▸ **GIVEN INSTRUCTION**
Begin at the line that contains "Extract all readable text from this page." and reproduce it along with every line after it to the end of the listing; skip any pictures.

▸ **RECORDED INFORMATION**

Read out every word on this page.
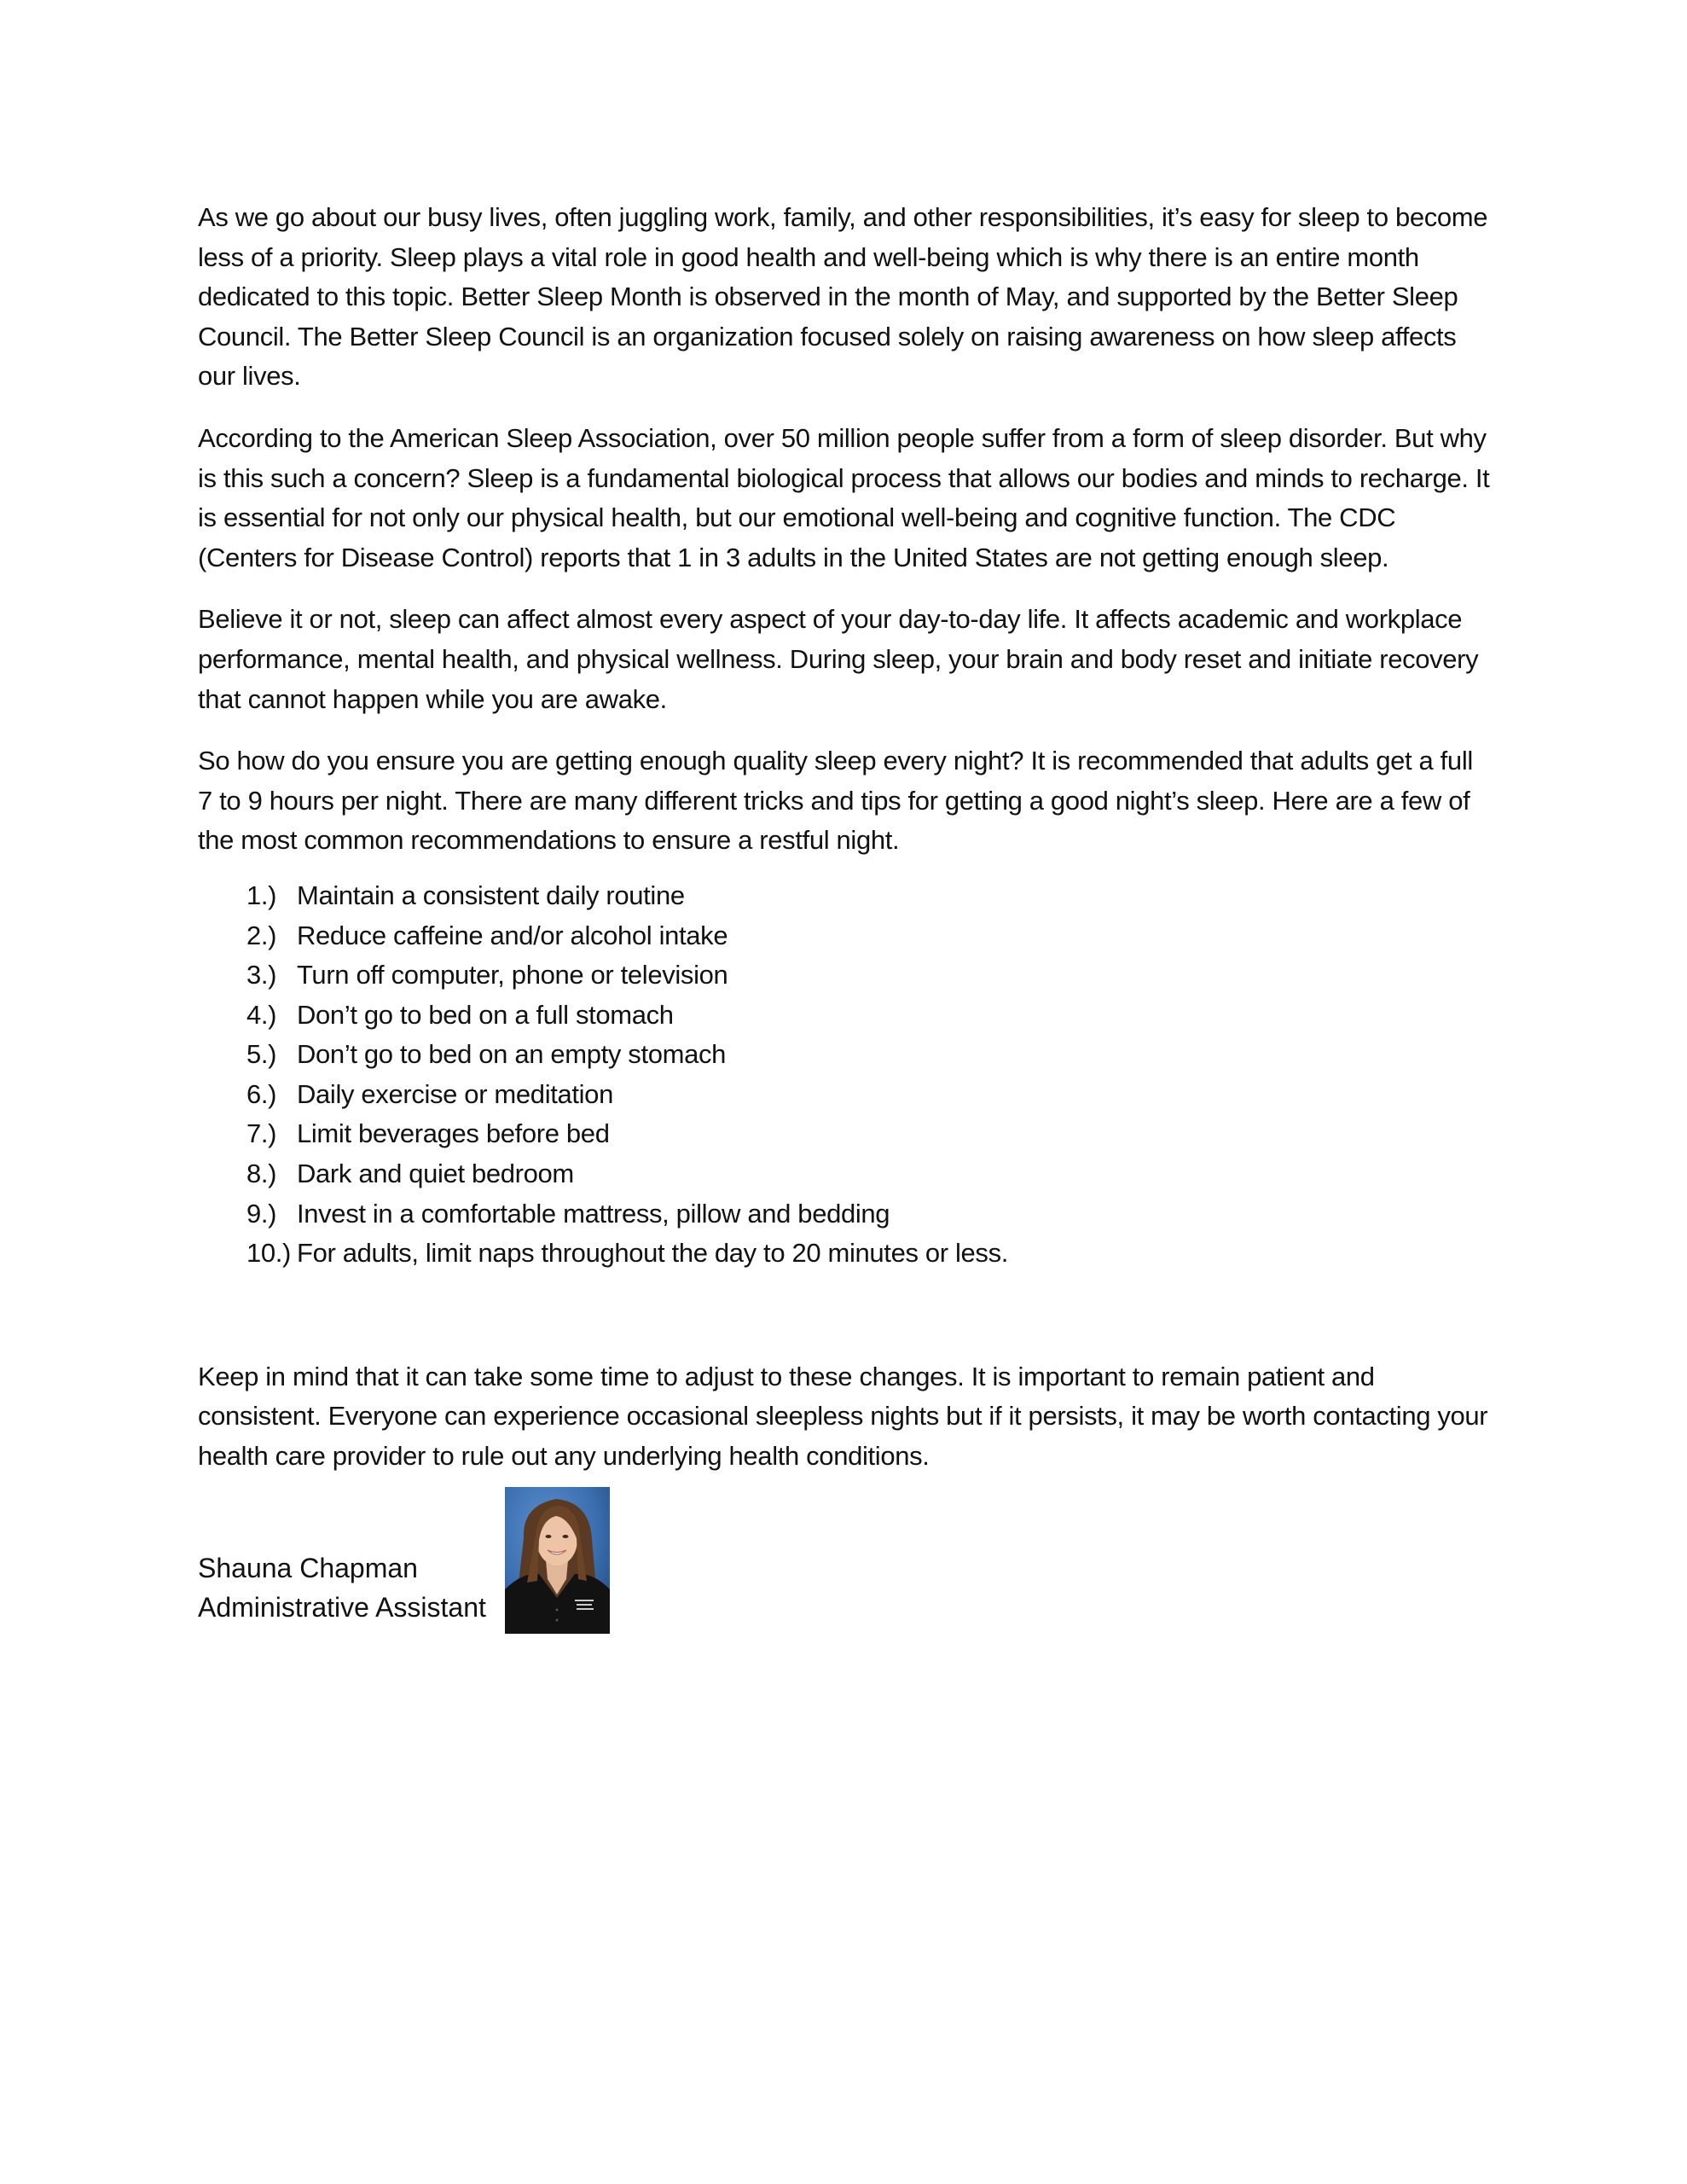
As we go about our busy lives, often juggling work, family, and other responsibilities, it’s easy for sleep to become less of a priority. Sleep plays a vital role in good health and well-being which is why there is an entire month dedicated to this topic. Better Sleep Month is observed in the month of May, and supported by the Better Sleep Council. The Better Sleep Council is an organization focused solely on raising awareness on how sleep affects our lives.

According to the American Sleep Association, over 50 million people suffer from a form of sleep disorder. But why is this such a concern? Sleep is a fundamental biological process that allows our bodies and minds to recharge. It is essential for not only our physical health, but our emotional well-being and cognitive function. The CDC (Centers for Disease Control) reports that 1 in 3 adults in the United States are not getting enough sleep.

Believe it or not, sleep can affect almost every aspect of your day-to-day life. It affects academic and workplace performance, mental health, and physical wellness. During sleep, your brain and body reset and initiate recovery that cannot happen while you are awake.

So how do you ensure you are getting enough quality sleep every night? It is recommended that adults get a full 7 to 9 hours per night. There are many different tricks and tips for getting a good night’s sleep. Here are a few of the most common recommendations to ensure a restful night.

1.) Maintain a consistent daily routine
2.) Reduce caffeine and/or alcohol intake
3.) Turn off computer, phone or television
4.) Don’t go to bed on a full stomach
5.) Don’t go to bed on an empty stomach
6.) Daily exercise or meditation
7.) Limit beverages before bed
8.) Dark and quiet bedroom
9.) Invest in a comfortable mattress, pillow and bedding
10.) For adults, limit naps throughout the day to 20 minutes or less.

Keep in mind that it can take some time to adjust to these changes. It is important to remain patient and consistent. Everyone can experience occasional sleepless nights but if it persists, it may be worth contacting your health care provider to rule out any underlying health conditions.

Shauna Chapman
Administrative Assistant
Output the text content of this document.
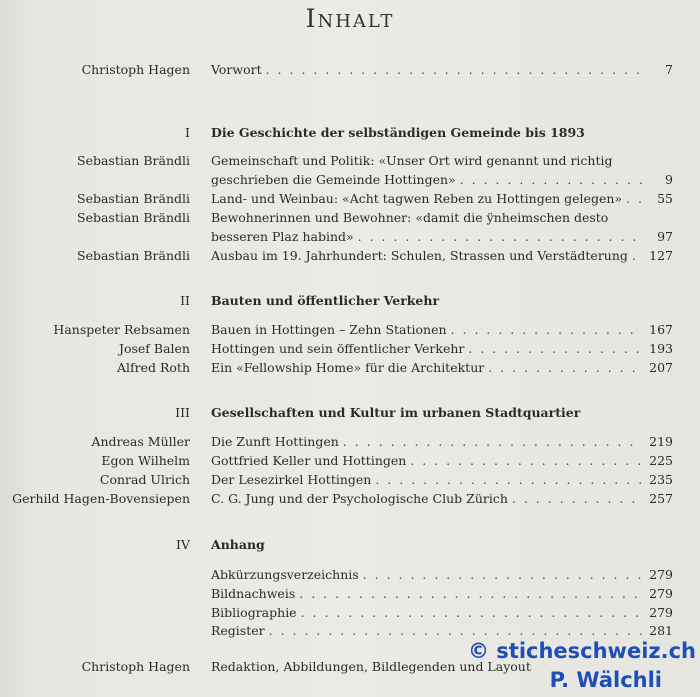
Inhalt
Christoph Hagen Vorwort . . .	7
I Die Geschichte der selbständigen Gemeinde bis 1893
Sebastian Brändli Gemeinschaft und Politik: «Unser Ort wird genannt und richtig
geschrieben die Gemeinde Hottingen» . . .	9
Sebastian Brändli Land- und Weinbau: «Acht tagwen Reben zu Hottingen gelegen» . . .	55
Sebastian Brändli Bewohnerinnen und Bewohner: «damit die ÿnheimschen desto
besseren Plaz habind» . . .	97
Sebastian Brändli Ausbau im 19. Jahrhundert: Schulen, Strassen und Verstädterung . . . 127
II Bauten und öffentlicher Verkehr
Hanspeter Rebsamen Bauen in Hottingen – Zehn Stationen . . .	167
Josef Balen Hottingen und sein öffentlicher Verkehr . . .	193
Alfred Roth Ein «Fellowship Home» für die Architektur . . .	207
III Gesellschaften und Kultur im urbanen Stadtquartier
Andreas Müller Die Zunft Hottingen . . .	219
Egon Wilhelm Gottfried Keller und Hottingen . . .	225
Conrad Ulrich Der Lesezirkel Hottingen . . .	235
Gerhild Hagen-Bovensiepen C. G. Jung und der Psychologische Club Zürich . . .	257
IV Anhang
Abkürzungsverzeichnis . . .	279
Bildnachweis . . .	279
Bibliographie . . .	279
Register . . .	281
Christoph Hagen Redaktion, Abbildungen, Bildlegenden und Layout
© sticheschweiz.ch
P. Wälchli
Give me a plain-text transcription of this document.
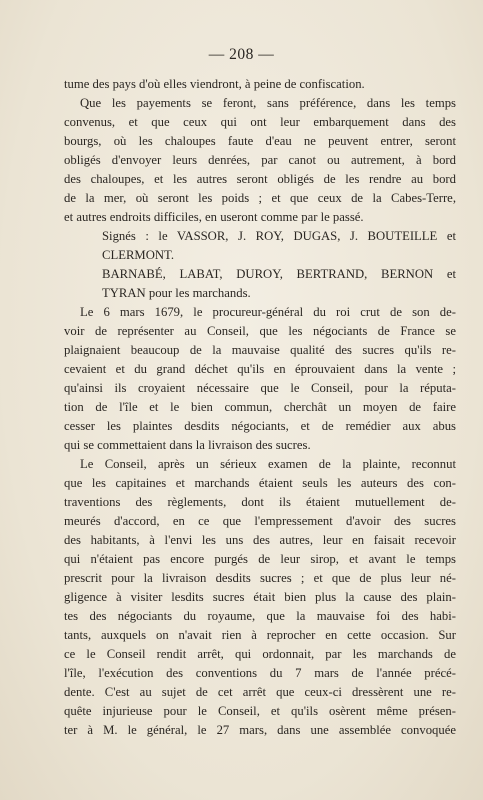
— 208 —
tume des pays d'où elles viendront, à peine de confiscation.
Que les payements se feront, sans préférence, dans les temps
convenus, et que ceux qui ont leur embarquement dans des
bourgs, où les chaloupes faute d'eau ne peuvent entrer, seront
obligés d'envoyer leurs denrées, par canot ou autrement, à bord
des chaloupes, et les autres seront obligés de les rendre au bord
de la mer, où seront les poids ; et que ceux de la Cabes-Terre,
et autres endroits difficiles, en useront comme par le passé.
Signés : le VASSOR, J. ROY, DUGAS, J. BOUTEILLE et
CLERMONT.
BARNABÉ, LABAT, DUROY, BERTRAND, BERNON et
TYRAN pour les marchands.
Le 6 mars 1679, le procureur-général du roi crut de son de-
voir de représenter au Conseil, que les négociants de France se
plaignaient beaucoup de la mauvaise qualité des sucres qu'ils re-
cevaient et du grand déchet qu'ils en éprouvaient dans la vente ;
qu'ainsi ils croyaient nécessaire que le Conseil, pour la réputa-
tion de l'île et le bien commun, cherchât un moyen de faire
cesser les plaintes desdits négociants, et de remédier aux abus
qui se commettaient dans la livraison des sucres.
Le Conseil, après un sérieux examen de la plainte, reconnut
que les capitaines et marchands étaient seuls les auteurs des con-
traventions des règlements, dont ils étaient mutuellement de-
meurés d'accord, en ce que l'empressement d'avoir des sucres
des habitants, à l'envi les uns des autres, leur en faisait recevoir
qui n'étaient pas encore purgés de leur sirop, et avant le temps
prescrit pour la livraison desdits sucres ; et que de plus leur né-
gligence à visiter lesdits sucres était bien plus la cause des plain-
tes des négociants du royaume, que la mauvaise foi des habi-
tants, auxquels on n'avait rien à reprocher en cette occasion. Sur
ce le Conseil rendit arrêt, qui ordonnait, par les marchands de
l'île, l'exécution des conventions du 7 mars de l'année précé-
dente. C'est au sujet de cet arrêt que ceux-ci dressèrent une re-
quête injurieuse pour le Conseil, et qu'ils osèrent même présen-
ter à M. le général, le 27 mars, dans une assemblée convoquée
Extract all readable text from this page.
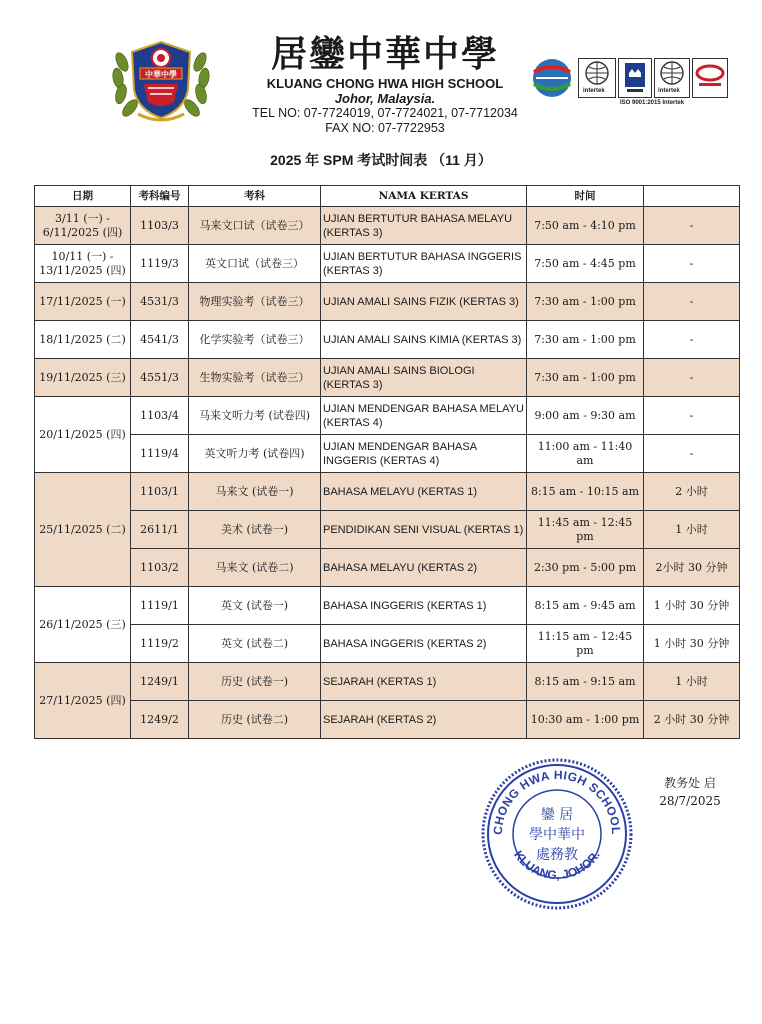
中華中學	居鑾中華中學
KLUANG CHONG HWA HIGH SCHOOL
Johor, Malaysia.
TEL NO: 07-7724019, 07-7724021, 07-7712034
FAX NO: 07-7722953
intertek	intertek
ISO 9001:2015 Intertek
2025 年 SPM 考试时间表 （11 月）
日期	考科编号	考科	NAMA KERTAS	时间	
3/11 (一) - 6/11/2025 (四)	1103/3	马来文口试（试卷三）	UJIAN BERTUTUR BAHASA MELAYU (KERTAS 3)	7:50 am - 4:10 pm	-
10/11 (一) - 13/11/2025 (四)	1119/3	英文口试（试卷三）	UJIAN BERTUTUR BAHASA INGGERIS (KERTAS 3)	7:50 am - 4:45 pm	-
17/11/2025 (一)	4531/3	物理实验考（试卷三）	UJIAN AMALI SAINS FIZIK (KERTAS 3)	7:30 am - 1:00 pm	-
18/11/2025 (二)	4541/3	化学实验考（试卷三）	UJIAN AMALI SAINS KIMIA (KERTAS 3)	7:30 am - 1:00 pm	-
19/11/2025 (三)	4551/3	生物实验考（试卷三）	UJIAN AMALI SAINS BIOLOGI (KERTAS 3)	7:30 am - 1:00 pm	-
20/11/2025 (四)	1103/4	马来文听力考 (试卷四)	UJIAN MENDENGAR BAHASA MELAYU (KERTAS 4)	9:00 am - 9:30 am	-
	1119/4	英文听力考 (试卷四)	UJIAN MENDENGAR BAHASA INGGERIS (KERTAS 4)	11:00 am - 11:40 am	-
25/11/2025 (二)	1103/1	马来文 (试卷一)	BAHASA MELAYU (KERTAS 1)	8:15 am - 10:15 am	2 小时
	2611/1	美术 (试卷一)	PENDIDIKAN SENI VISUAL (KERTAS 1)	11:45 am - 12:45 pm	1 小时
	1103/2	马来文 (试卷二)	BAHASA MELAYU (KERTAS 2)	2:30 pm - 5:00 pm	2小时 30 分钟
26/11/2025 (三)	1119/1	英文 (试卷一)	BAHASA INGGERIS (KERTAS 1)	8:15 am - 9:45 am	1 小时 30 分钟
	1119/2	英文 (试卷二)	BAHASA INGGERIS (KERTAS 2)	11:15 am - 12:45 pm	1 小时 30 分钟
27/11/2025 (四)	1249/1	历史 (试卷一)	SEJARAH (KERTAS 1)	8:15 am - 9:15 am	1 小时
	1249/2	历史 (试卷二)	SEJARAH (KERTAS 2)	10:30 am - 1:00 pm	2 小时 30 分钟
CHONG HWA HIGH SCHOOL
KLUANG, JOHOR.
鑾 居
學中華中
處務教
教务处 启
28/7/2025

▸ **FINISHED ANSWER**
Extract all readable text from this page.
中華中學	居鑾中華中學
KLUANG CHONG HWA HIGH SCHOOL
Johor, Malaysia.
TEL NO: 07-7724019, 07-7724021, 07-7712034
FAX NO: 07-7722953
intertek	intertek
ISO 9001:2015 Intertek
2025 年 SPM 考试时间表 （11 月）
日期	考科编号	考科	NAMA KERTAS	时间	
3/11 (一) - 6/11/2025 (四)	1103/3	马来文口试（试卷三）	UJIAN BERTUTUR BAHASA MELAYU (KERTAS 3)	7:50 am - 4:10 pm	-
10/11 (一) - 13/11/2025 (四)	1119/3	英文口试（试卷三）	UJIAN BERTUTUR BAHASA INGGERIS (KERTAS 3)	7:50 am - 4:45 pm	-
17/11/2025 (一)	4531/3	物理实验考（试卷三）	UJIAN AMALI SAINS FIZIK (KERTAS 3)	7:30 am - 1:00 pm	-
18/11/2025 (二)	4541/3	化学实验考（试卷三）	UJIAN AMALI SAINS KIMIA (KERTAS 3)	7:30 am - 1:00 pm	-
19/11/2025 (三)	4551/3	生物实验考（试卷三）	UJIAN AMALI SAINS BIOLOGI (KERTAS 3)	7:30 am - 1:00 pm	-
20/11/2025 (四)	1103/4	马来文听力考 (试卷四)	UJIAN MENDENGAR BAHASA MELAYU (KERTAS 4)	9:00 am - 9:30 am	-
	1119/4	英文听力考 (试卷四)	UJIAN MENDENGAR BAHASA INGGERIS (KERTAS 4)	11:00 am - 11:40 am	-
25/11/2025 (二)	1103/1	马来文 (试卷一)	BAHASA MELAYU (KERTAS 1)	8:15 am - 10:15 am	2 小时
	2611/1	美术 (试卷一)	PENDIDIKAN SENI VISUAL (KERTAS 1)	11:45 am - 12:45 pm	1 小时
	1103/2	马来文 (试卷二)	BAHASA MELAYU (KERTAS 2)	2:30 pm - 5:00 pm	2小时 30 分钟
26/11/2025 (三)	1119/1	英文 (试卷一)	BAHASA INGGERIS (KERTAS 1)	8:15 am - 9:45 am	1 小时 30 分钟
	1119/2	英文 (试卷二)	BAHASA INGGERIS (KERTAS 2)	11:15 am - 12:45 pm	1 小时 30 分钟
27/11/2025 (四)	1249/1	历史 (试卷一)	SEJARAH (KERTAS 1)	8:15 am - 9:15 am	1 小时
	1249/2	历史 (试卷二)	SEJARAH (KERTAS 2)	10:30 am - 1:00 pm	2 小时 30 分钟
CHONG HWA HIGH SCHOOL
KLUANG, JOHOR.
鑾 居
學中華中
處務教
教务处 启
28/7/2025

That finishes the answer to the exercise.